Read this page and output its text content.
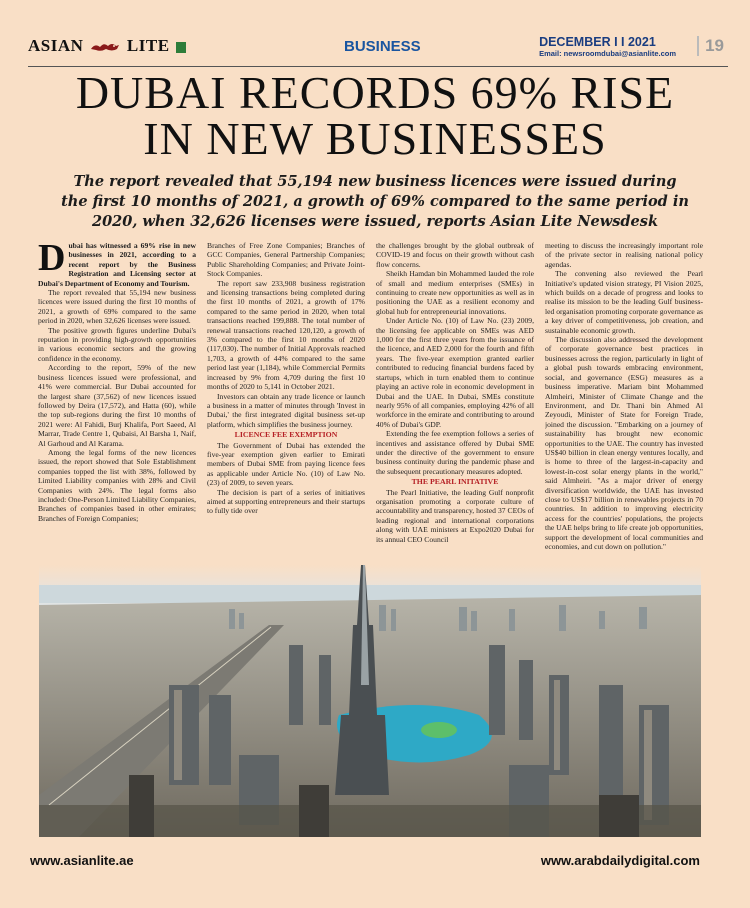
ASIAN	LITE	BUSINESS	DECEMBER I I 2021
Email: newsroomdubai@asianlite.com	19
DUBAI RECORDS 69% RISE
IN NEW BUSINESSES
The report revealed that 55,194 new business licences were issued during the first 10 months of 2021, a growth of 69% compared to the same period in 2020, when 32,626 licenses were issued, reports Asian Lite Newsdesk

Dubai has witnessed a 69% rise in new businesses in 2021, according to a recent report by the Business Registration and Licensing sector at Dubai's Department of Economy and Tourism.

The report revealed that 55,194 new business licences were issued during the first 10 months of 2021, a growth of 69% compared to the same period in 2020, when 32,626 licenses were issued.

The positive growth figures underline Dubai's reputation in providing high-growth opportunities in various economic sectors and the growing confidence in the economy.

According to the report, 59% of the new business licences issued were professional, and 41% were commercial. Bur Dubai accounted for the largest share (37,562) of new licences issued followed by Deira (17,572), and Hatta (60), while the top sub-regions during the first 10 months of 2021 were: Al Fahidi, Burj Khalifa, Port Saeed, Al Marrar, Trade Centre 1, Qubaisi, Al Barsha 1, Naif, Al Garhoud and Al Karama.

Among the legal forms of the new licences issued, the report showed that Sole Establishment companies topped the list with 38%, followed by Limited Liability companies with 28% and Civil Companies with 24%. The legal forms also included: One-Person Limited Liability Companies, Branches of companies based in other emirates; Branches of Foreign Companies;

Branches of Free Zone Companies; Branches of GCC Companies, General Partnership Companies; Public Shareholding Companies; and Private Joint-Stock Companies.

The report saw 233,908 business registration and licensing transactions being completed during the first 10 months of 2021, a growth of 17% compared to the same period in 2020, when total transactions reached 199,888. The total number of renewal transactions reached 120,120, a growth of 3% compared to the first 10 months of 2020 (117,030). The number of Initial Approvals reached 1,703, a growth of 44% compared to the same period last year (1,184), while Commercial Permits increased by 9% from 4,709 during the first 10 months of 2020 to 5,141 in October 2021.

Investors can obtain any trade licence or launch a business in a matter of minutes through 'Invest in Dubai,' the first integrated digital business set-up platform, which simplifies the business journey.

LICENCE FEE EXEMPTION

The Government of Dubai has extended the five-year exemption given earlier to Emirati members of Dubai SME from paying licence fees as applicable under Article No. (10) of Law No. (23) of 2009, to seven years.

The decision is part of a series of initiatives aimed at supporting entrepreneurs and their startups to fully tide over

the challenges brought by the global outbreak of COVID-19 and focus on their growth without cash flow concerns.

Sheikh Hamdan bin Mohammed lauded the role of small and medium enterprises (SMEs) in continuing to create new opportunities as well as in positioning the UAE as a resilient economy and global hub for entrepreneurial innovations.

Under Article No. (10) of Law No. (23) 2009, the licensing fee applicable on SMEs was AED 1,000 for the first three years from the issuance of the licence, and AED 2,000 for the fourth and fifth years. The five-year exemption granted earlier contributed to reducing financial burdens faced by startups, which in turn enabled them to continue playing an active role in economic development in Dubai and the UAE. In Dubai, SMEs constitute nearly 95% of all companies, employing 42% of all workforce in the emirate and contributing to around 40% of Dubai's GDP.

Extending the fee exemption follows a series of incentives and assistance offered by Dubai SME under the directive of the government to ensure business continuity during the pandemic phase and the subsequent precautionary measures adopted.

THE PEARL INITATIVE

The Pearl Initiative, the leading Gulf nonprofit organisation promoting a corporate culture of accountability and transparency, hosted 37 CEOs of leading regional and international corporations along with UAE ministers at Expo2020 Dubai for its annual CEO Council

meeting to discuss the increasingly important role of the private sector in realising national policy agendas.

The convening also reviewed the Pearl Initiative's updated vision strategy, PI Vision 2025, which builds on a decade of progress and looks to realise its mission to be the leading Gulf business-led organisation promoting corporate governance as a key driver of competitiveness, job creation, and sustainable economic growth.

The discussion also addressed the development of corporate governance best practices in businesses across the region, particularly in light of a global push towards embracing environment, social, and governance (ESG) measures as a business imperative. Mariam bint Mohammed Almheiri, Minister of Climate Change and the Environment, and Dr. Thani bin Ahmed Al Zeyoudi, Minister of State for Foreign Trade, joined the discussion. "Embarking on a journey of sustainability has brought new economic opportunities to the UAE. The country has invested US$40 billion in clean energy ventures locally, and is home to three of the largest-in-capacity and lowest-in-cost solar energy plants in the world," said Almheiri. "As a major driver of energy diversification worldwide, the UAE has invested close to US$17 billion in renewables projects in 70 countries. In addition to improving electricity access for the countries' populations, the projects the UAE helps bring to life create job opportunities, support the development of local communities and economies, and cut down on pollution."

www.asianlite.ae	www.arabdailydigital.com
┄┄┄┄┄┄
Take each line of the material that contains the word "asianlite" and list it.

Email: newsroomdubai@asianlite.com	19
www.asianlite.ae	www.arabdailydigital.com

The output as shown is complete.